### INPUT DATA
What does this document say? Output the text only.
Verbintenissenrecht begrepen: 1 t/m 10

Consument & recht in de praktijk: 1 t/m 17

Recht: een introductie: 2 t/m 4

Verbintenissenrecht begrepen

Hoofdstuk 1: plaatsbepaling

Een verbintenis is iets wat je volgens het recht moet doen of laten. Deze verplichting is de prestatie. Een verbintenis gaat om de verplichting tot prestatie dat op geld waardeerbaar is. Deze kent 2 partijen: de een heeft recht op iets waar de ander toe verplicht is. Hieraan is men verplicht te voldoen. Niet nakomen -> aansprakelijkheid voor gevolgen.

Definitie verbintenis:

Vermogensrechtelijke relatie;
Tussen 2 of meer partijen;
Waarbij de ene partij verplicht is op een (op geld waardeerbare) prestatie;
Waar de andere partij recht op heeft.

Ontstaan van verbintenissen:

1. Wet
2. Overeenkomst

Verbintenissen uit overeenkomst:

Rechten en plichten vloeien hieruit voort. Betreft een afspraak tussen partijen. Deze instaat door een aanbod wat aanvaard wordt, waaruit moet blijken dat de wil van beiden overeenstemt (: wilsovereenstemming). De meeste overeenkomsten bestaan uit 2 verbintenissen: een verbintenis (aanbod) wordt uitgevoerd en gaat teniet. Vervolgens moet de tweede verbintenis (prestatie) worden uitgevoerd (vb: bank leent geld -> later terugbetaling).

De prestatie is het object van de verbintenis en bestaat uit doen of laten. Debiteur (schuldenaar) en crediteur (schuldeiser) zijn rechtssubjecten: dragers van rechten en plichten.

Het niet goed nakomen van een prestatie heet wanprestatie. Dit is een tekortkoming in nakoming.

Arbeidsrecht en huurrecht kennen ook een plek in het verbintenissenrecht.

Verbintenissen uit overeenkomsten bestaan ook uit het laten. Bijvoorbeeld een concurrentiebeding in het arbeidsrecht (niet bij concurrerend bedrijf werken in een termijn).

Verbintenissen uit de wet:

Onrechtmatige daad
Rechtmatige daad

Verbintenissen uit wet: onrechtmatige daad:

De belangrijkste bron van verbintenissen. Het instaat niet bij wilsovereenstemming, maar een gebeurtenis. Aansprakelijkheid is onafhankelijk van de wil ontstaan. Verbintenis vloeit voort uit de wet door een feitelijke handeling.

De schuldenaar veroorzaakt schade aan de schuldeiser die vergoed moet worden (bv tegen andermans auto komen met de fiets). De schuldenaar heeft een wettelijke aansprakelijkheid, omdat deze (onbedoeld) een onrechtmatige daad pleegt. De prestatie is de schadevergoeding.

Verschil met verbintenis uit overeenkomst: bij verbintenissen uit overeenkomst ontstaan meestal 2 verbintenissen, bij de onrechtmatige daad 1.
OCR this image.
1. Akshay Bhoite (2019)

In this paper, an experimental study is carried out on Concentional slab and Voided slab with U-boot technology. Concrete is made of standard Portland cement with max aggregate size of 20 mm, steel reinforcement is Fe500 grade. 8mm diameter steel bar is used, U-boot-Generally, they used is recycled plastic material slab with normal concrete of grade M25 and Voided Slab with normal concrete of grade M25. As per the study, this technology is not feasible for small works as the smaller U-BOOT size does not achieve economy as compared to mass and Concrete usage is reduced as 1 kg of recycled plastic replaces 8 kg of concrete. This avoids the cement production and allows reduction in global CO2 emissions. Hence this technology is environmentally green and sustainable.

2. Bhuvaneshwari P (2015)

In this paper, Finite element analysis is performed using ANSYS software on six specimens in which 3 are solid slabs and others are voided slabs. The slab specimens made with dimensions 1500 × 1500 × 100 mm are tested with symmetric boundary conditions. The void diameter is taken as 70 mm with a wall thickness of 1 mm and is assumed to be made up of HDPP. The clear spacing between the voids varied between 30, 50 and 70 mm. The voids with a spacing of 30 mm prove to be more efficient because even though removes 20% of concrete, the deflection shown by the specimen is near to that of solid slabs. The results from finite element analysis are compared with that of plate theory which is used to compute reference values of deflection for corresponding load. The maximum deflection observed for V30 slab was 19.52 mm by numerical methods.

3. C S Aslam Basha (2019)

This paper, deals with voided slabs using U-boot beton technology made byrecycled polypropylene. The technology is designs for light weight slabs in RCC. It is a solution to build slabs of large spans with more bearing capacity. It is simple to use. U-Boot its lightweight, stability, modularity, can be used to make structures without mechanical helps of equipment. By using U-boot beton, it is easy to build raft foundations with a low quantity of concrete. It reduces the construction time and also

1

### INSTRUCTIONS TO FOLLOW
Print the whole listing again, exactly.

### ANSWER BELOW
What does this document say? Output the text only.
Verbintenissenrecht begrepen: 1 t/m 10

Consument & recht in de praktijk: 1 t/m 17

Recht: een introductie: 2 t/m 4

Verbintenissenrecht begrepen

Hoofdstuk 1: plaatsbepaling

Een verbintenis is iets wat je volgens het recht moet doen of laten. Deze verplichting is de prestatie. Een verbintenis gaat om de verplichting tot prestatie dat op geld waardeerbaar is. Deze kent 2 partijen: de een heeft recht op iets waar de ander toe verplicht is. Hieraan is men verplicht te voldoen. Niet nakomen -> aansprakelijkheid voor gevolgen.

Definitie verbintenis:

Vermogensrechtelijke relatie;
Tussen 2 of meer partijen;
Waarbij de ene partij verplicht is op een (op geld waardeerbare) prestatie;
Waar de andere partij recht op heeft.

Ontstaan van verbintenissen:

1. Wet
2. Overeenkomst

Verbintenissen uit overeenkomst:

Rechten en plichten vloeien hieruit voort. Betreft een afspraak tussen partijen. Deze instaat door een aanbod wat aanvaard wordt, waaruit moet blijken dat de wil van beiden overeenstemt (: wilsovereenstemming). De meeste overeenkomsten bestaan uit 2 verbintenissen: een verbintenis (aanbod) wordt uitgevoerd en gaat teniet. Vervolgens moet de tweede verbintenis (prestatie) worden uitgevoerd (vb: bank leent geld -> later terugbetaling).

De prestatie is het object van de verbintenis en bestaat uit doen of laten. Debiteur (schuldenaar) en crediteur (schuldeiser) zijn rechtssubjecten: dragers van rechten en plichten.

Het niet goed nakomen van een prestatie heet wanprestatie. Dit is een tekortkoming in nakoming.

Arbeidsrecht en huurrecht kennen ook een plek in het verbintenissenrecht.

Verbintenissen uit overeenkomsten bestaan ook uit het laten. Bijvoorbeeld een concurrentiebeding in het arbeidsrecht (niet bij concurrerend bedrijf werken in een termijn).

Verbintenissen uit de wet:

Onrechtmatige daad
Rechtmatige daad

Verbintenissen uit wet: onrechtmatige daad:

De belangrijkste bron van verbintenissen. Het instaat niet bij wilsovereenstemming, maar een gebeurtenis. Aansprakelijkheid is onafhankelijk van de wil ontstaan. Verbintenis vloeit voort uit de wet door een feitelijke handeling.

De schuldenaar veroorzaakt schade aan de schuldeiser die vergoed moet worden (bv tegen andermans auto komen met de fiets). De schuldenaar heeft een wettelijke aansprakelijkheid, omdat deze (onbedoeld) een onrechtmatige daad pleegt. De prestatie is de schadevergoeding.

Verschil met verbintenis uit overeenkomst: bij verbintenissen uit overeenkomst ontstaan meestal 2 verbintenissen, bij de onrechtmatige daad 1.
OCR this image.
1. Akshay Bhoite (2019)

In this paper, an experimental study is carried out on Concentional slab and Voided slab with U-boot technology. Concrete is made of standard Portland cement with max aggregate size of 20 mm, steel reinforcement is Fe500 grade. 8mm diameter steel bar is used, U-boot-Generally, they used is recycled plastic material slab with normal concrete of grade M25 and Voided Slab with normal concrete of grade M25. As per the study, this technology is not feasible for small works as the smaller U-BOOT size does not achieve economy as compared to mass and Concrete usage is reduced as 1 kg of recycled plastic replaces 8 kg of concrete. This avoids the cement production and allows reduction in global CO2 emissions. Hence this technology is environmentally green and sustainable.

2. Bhuvaneshwari P (2015)

In this paper, Finite element analysis is performed using ANSYS software on six specimens in which 3 are solid slabs and others are voided slabs. The slab specimens made with dimensions 1500 × 1500 × 100 mm are tested with symmetric boundary conditions. The void diameter is taken as 70 mm with a wall thickness of 1 mm and is assumed to be made up of HDPP. The clear spacing between the voids varied between 30, 50 and 70 mm. The voids with a spacing of 30 mm prove to be more efficient because even though removes 20% of concrete, the deflection shown by the specimen is near to that of solid slabs. The results from finite element analysis are compared with that of plate theory which is used to compute reference values of deflection for corresponding load. The maximum deflection observed for V30 slab was 19.52 mm by numerical methods.

3. C S Aslam Basha (2019)

This paper, deals with voided slabs using U-boot beton technology made byrecycled polypropylene. The technology is designs for light weight slabs in RCC. It is a solution to build slabs of large spans with more bearing capacity. It is simple to use. U-Boot its lightweight, stability, modularity, can be used to make structures without mechanical helps of equipment. By using U-boot beton, it is easy to build raft foundations with a low quantity of concrete. It reduces the construction time and also

1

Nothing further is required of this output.